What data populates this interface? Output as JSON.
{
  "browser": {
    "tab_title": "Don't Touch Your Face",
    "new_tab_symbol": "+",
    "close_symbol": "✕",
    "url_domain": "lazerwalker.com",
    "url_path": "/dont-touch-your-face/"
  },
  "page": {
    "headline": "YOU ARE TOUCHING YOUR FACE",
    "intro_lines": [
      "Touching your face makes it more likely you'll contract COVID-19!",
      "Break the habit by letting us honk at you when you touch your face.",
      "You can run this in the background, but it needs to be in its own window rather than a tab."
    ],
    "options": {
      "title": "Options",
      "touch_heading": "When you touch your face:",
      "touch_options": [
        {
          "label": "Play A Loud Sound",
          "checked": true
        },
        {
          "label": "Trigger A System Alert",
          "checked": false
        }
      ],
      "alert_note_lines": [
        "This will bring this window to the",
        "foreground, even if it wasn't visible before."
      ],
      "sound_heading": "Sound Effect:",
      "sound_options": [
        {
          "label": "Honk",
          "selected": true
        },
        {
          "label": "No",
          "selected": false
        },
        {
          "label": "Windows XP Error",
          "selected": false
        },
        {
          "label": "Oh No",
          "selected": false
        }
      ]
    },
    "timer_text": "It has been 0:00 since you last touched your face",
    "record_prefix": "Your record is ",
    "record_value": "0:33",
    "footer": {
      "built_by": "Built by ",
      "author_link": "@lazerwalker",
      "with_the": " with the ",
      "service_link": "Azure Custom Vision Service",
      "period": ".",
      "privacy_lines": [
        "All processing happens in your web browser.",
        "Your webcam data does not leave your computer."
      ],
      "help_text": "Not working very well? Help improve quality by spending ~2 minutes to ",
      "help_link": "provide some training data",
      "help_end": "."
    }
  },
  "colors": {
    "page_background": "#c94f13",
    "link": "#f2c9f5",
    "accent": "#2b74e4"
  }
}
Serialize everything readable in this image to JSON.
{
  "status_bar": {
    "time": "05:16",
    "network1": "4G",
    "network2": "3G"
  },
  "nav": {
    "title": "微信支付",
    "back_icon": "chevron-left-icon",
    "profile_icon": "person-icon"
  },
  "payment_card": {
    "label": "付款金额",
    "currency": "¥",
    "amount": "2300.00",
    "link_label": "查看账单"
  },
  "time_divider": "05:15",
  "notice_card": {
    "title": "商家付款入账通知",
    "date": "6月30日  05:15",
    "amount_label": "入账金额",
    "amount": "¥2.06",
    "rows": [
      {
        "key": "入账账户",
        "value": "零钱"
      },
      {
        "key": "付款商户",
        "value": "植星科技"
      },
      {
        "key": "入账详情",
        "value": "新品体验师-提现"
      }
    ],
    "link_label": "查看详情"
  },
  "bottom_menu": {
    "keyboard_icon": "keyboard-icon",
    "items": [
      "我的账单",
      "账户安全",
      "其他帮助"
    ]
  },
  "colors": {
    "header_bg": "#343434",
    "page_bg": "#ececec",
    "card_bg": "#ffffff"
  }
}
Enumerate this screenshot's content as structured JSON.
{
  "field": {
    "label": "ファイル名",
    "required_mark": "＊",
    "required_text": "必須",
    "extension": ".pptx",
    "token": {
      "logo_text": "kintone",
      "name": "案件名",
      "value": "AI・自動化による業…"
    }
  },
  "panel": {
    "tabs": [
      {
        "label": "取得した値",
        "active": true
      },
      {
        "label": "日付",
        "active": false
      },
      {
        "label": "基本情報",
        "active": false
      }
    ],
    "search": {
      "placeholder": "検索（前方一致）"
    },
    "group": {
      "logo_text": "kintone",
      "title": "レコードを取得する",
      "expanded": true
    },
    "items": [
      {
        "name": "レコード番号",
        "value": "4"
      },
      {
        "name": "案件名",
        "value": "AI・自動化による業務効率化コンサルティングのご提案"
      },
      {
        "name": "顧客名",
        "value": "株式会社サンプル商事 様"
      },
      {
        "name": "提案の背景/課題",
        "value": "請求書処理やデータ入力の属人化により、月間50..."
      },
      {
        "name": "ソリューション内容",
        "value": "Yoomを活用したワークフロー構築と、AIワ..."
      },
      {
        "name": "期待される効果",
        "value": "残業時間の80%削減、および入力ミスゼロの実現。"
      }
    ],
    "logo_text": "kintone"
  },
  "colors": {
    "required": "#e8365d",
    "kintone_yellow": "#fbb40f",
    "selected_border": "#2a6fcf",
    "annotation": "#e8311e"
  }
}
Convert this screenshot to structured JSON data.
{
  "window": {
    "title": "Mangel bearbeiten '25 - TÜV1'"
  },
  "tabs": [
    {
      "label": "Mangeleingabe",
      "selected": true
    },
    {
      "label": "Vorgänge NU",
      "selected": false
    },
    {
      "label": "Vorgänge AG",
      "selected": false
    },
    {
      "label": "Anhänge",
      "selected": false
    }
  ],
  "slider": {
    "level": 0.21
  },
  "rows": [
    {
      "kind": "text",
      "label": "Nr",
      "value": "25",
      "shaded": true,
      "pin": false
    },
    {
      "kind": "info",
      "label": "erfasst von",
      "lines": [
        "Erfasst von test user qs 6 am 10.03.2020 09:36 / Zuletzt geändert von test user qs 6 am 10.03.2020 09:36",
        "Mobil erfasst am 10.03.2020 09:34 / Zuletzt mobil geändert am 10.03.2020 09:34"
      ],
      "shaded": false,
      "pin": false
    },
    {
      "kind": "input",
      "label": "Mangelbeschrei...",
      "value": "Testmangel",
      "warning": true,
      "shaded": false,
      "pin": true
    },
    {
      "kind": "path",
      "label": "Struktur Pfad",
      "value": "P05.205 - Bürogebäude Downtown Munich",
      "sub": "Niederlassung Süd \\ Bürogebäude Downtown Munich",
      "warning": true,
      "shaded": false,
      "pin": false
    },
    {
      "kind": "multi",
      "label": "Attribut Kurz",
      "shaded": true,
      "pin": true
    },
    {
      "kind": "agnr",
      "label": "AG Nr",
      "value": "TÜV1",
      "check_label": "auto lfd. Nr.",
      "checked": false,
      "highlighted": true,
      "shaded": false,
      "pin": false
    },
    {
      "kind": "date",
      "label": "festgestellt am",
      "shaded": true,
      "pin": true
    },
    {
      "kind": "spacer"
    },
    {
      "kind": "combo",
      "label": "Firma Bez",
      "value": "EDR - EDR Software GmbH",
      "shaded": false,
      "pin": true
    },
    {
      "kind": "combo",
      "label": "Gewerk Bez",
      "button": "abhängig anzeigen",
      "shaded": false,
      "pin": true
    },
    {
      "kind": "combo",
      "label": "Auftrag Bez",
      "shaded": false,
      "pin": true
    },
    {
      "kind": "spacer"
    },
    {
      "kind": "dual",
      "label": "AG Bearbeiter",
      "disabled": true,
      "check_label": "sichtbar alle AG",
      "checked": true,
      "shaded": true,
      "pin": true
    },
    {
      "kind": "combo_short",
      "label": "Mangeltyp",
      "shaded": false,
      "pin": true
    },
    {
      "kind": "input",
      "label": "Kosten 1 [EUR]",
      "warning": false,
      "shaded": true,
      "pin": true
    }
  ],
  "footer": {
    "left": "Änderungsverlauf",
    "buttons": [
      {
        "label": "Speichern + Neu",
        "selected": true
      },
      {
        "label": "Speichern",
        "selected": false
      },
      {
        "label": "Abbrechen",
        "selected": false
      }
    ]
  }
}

::::::::::

#### Exercise goal:
Each line of the material above must be retyped precisely.

#### Solution for this exercise:
What data populates this interface? Output as JSON.
{
  "browser": {
    "tab_title": "Don't Touch Your Face",
    "new_tab_symbol": "+",
    "close_symbol": "✕",
    "url_domain": "lazerwalker.com",
    "url_path": "/dont-touch-your-face/"
  },
  "page": {
    "headline": "YOU ARE TOUCHING YOUR FACE",
    "intro_lines": [
      "Touching your face makes it more likely you'll contract COVID-19!",
      "Break the habit by letting us honk at you when you touch your face.",
      "You can run this in the background, but it needs to be in its own window rather than a tab."
    ],
    "options": {
      "title": "Options",
      "touch_heading": "When you touch your face:",
      "touch_options": [
        {
          "label": "Play A Loud Sound",
          "checked": true
        },
        {
          "label": "Trigger A System Alert",
          "checked": false
        }
      ],
      "alert_note_lines": [
        "This will bring this window to the",
        "foreground, even if it wasn't visible before."
      ],
      "sound_heading": "Sound Effect:",
      "sound_options": [
        {
          "label": "Honk",
          "selected": true
        },
        {
          "label": "No",
          "selected": false
        },
        {
          "label": "Windows XP Error",
          "selected": false
        },
        {
          "label": "Oh No",
          "selected": false
        }
      ]
    },
    "timer_text": "It has been 0:00 since you last touched your face",
    "record_prefix": "Your record is ",
    "record_value": "0:33",
    "footer": {
      "built_by": "Built by ",
      "author_link": "@lazerwalker",
      "with_the": " with the ",
      "service_link": "Azure Custom Vision Service",
      "period": ".",
      "privacy_lines": [
        "All processing happens in your web browser.",
        "Your webcam data does not leave your computer."
      ],
      "help_text": "Not working very well? Help improve quality by spending ~2 minutes to ",
      "help_link": "provide some training data",
      "help_end": "."
    }
  },
  "colors": {
    "page_background": "#c94f13",
    "link": "#f2c9f5",
    "accent": "#2b74e4"
  }
}
Serialize everything readable in this image to JSON.
{
  "status_bar": {
    "time": "05:16",
    "network1": "4G",
    "network2": "3G"
  },
  "nav": {
    "title": "微信支付",
    "back_icon": "chevron-left-icon",
    "profile_icon": "person-icon"
  },
  "payment_card": {
    "label": "付款金额",
    "currency": "¥",
    "amount": "2300.00",
    "link_label": "查看账单"
  },
  "time_divider": "05:15",
  "notice_card": {
    "title": "商家付款入账通知",
    "date": "6月30日  05:15",
    "amount_label": "入账金额",
    "amount": "¥2.06",
    "rows": [
      {
        "key": "入账账户",
        "value": "零钱"
      },
      {
        "key": "付款商户",
        "value": "植星科技"
      },
      {
        "key": "入账详情",
        "value": "新品体验师-提现"
      }
    ],
    "link_label": "查看详情"
  },
  "bottom_menu": {
    "keyboard_icon": "keyboard-icon",
    "items": [
      "我的账单",
      "账户安全",
      "其他帮助"
    ]
  },
  "colors": {
    "header_bg": "#343434",
    "page_bg": "#ececec",
    "card_bg": "#ffffff"
  }
}
Enumerate this screenshot's content as structured JSON.
{
  "field": {
    "label": "ファイル名",
    "required_mark": "＊",
    "required_text": "必須",
    "extension": ".pptx",
    "token": {
      "logo_text": "kintone",
      "name": "案件名",
      "value": "AI・自動化による業…"
    }
  },
  "panel": {
    "tabs": [
      {
        "label": "取得した値",
        "active": true
      },
      {
        "label": "日付",
        "active": false
      },
      {
        "label": "基本情報",
        "active": false
      }
    ],
    "search": {
      "placeholder": "検索（前方一致）"
    },
    "group": {
      "logo_text": "kintone",
      "title": "レコードを取得する",
      "expanded": true
    },
    "items": [
      {
        "name": "レコード番号",
        "value": "4"
      },
      {
        "name": "案件名",
        "value": "AI・自動化による業務効率化コンサルティングのご提案"
      },
      {
        "name": "顧客名",
        "value": "株式会社サンプル商事 様"
      },
      {
        "name": "提案の背景/課題",
        "value": "請求書処理やデータ入力の属人化により、月間50..."
      },
      {
        "name": "ソリューション内容",
        "value": "Yoomを活用したワークフロー構築と、AIワ..."
      },
      {
        "name": "期待される効果",
        "value": "残業時間の80%削減、および入力ミスゼロの実現。"
      }
    ],
    "logo_text": "kintone"
  },
  "colors": {
    "required": "#e8365d",
    "kintone_yellow": "#fbb40f",
    "selected_border": "#2a6fcf",
    "annotation": "#e8311e"
  }
}
Convert this screenshot to structured JSON data.
{
  "window": {
    "title": "Mangel bearbeiten '25 - TÜV1'"
  },
  "tabs": [
    {
      "label": "Mangeleingabe",
      "selected": true
    },
    {
      "label": "Vorgänge NU",
      "selected": false
    },
    {
      "label": "Vorgänge AG",
      "selected": false
    },
    {
      "label": "Anhänge",
      "selected": false
    }
  ],
  "slider": {
    "level": 0.21
  },
  "rows": [
    {
      "kind": "text",
      "label": "Nr",
      "value": "25",
      "shaded": true,
      "pin": false
    },
    {
      "kind": "info",
      "label": "erfasst von",
      "lines": [
        "Erfasst von test user qs 6 am 10.03.2020 09:36 / Zuletzt geändert von test user qs 6 am 10.03.2020 09:36",
        "Mobil erfasst am 10.03.2020 09:34 / Zuletzt mobil geändert am 10.03.2020 09:34"
      ],
      "shaded": false,
      "pin": false
    },
    {
      "kind": "input",
      "label": "Mangelbeschrei...",
      "value": "Testmangel",
      "warning": true,
      "shaded": false,
      "pin": true
    },
    {
      "kind": "path",
      "label": "Struktur Pfad",
      "value": "P05.205 - Bürogebäude Downtown Munich",
      "sub": "Niederlassung Süd \\ Bürogebäude Downtown Munich",
      "warning": true,
      "shaded": false,
      "pin": false
    },
    {
      "kind": "multi",
      "label": "Attribut Kurz",
      "shaded": true,
      "pin": true
    },
    {
      "kind": "agnr",
      "label": "AG Nr",
      "value": "TÜV1",
      "check_label": "auto lfd. Nr.",
      "checked": false,
      "highlighted": true,
      "shaded": false,
      "pin": false
    },
    {
      "kind": "date",
      "label": "festgestellt am",
      "shaded": true,
      "pin": true
    },
    {
      "kind": "spacer"
    },
    {
      "kind": "combo",
      "label": "Firma Bez",
      "value": "EDR - EDR Software GmbH",
      "shaded": false,
      "pin": true
    },
    {
      "kind": "combo",
      "label": "Gewerk Bez",
      "button": "abhängig anzeigen",
      "shaded": false,
      "pin": true
    },
    {
      "kind": "combo",
      "label": "Auftrag Bez",
      "shaded": false,
      "pin": true
    },
    {
      "kind": "spacer"
    },
    {
      "kind": "dual",
      "label": "AG Bearbeiter",
      "disabled": true,
      "check_label": "sichtbar alle AG",
      "checked": true,
      "shaded": true,
      "pin": true
    },
    {
      "kind": "combo_short",
      "label": "Mangeltyp",
      "shaded": false,
      "pin": true
    },
    {
      "kind": "input",
      "label": "Kosten 1 [EUR]",
      "warning": false,
      "shaded": true,
      "pin": true
    }
  ],
  "footer": {
    "left": "Änderungsverlauf",
    "buttons": [
      {
        "label": "Speichern + Neu",
        "selected": true
      },
      {
        "label": "Speichern",
        "selected": false
      },
      {
        "label": "Abbrechen",
        "selected": false
      }
    ]
  }
}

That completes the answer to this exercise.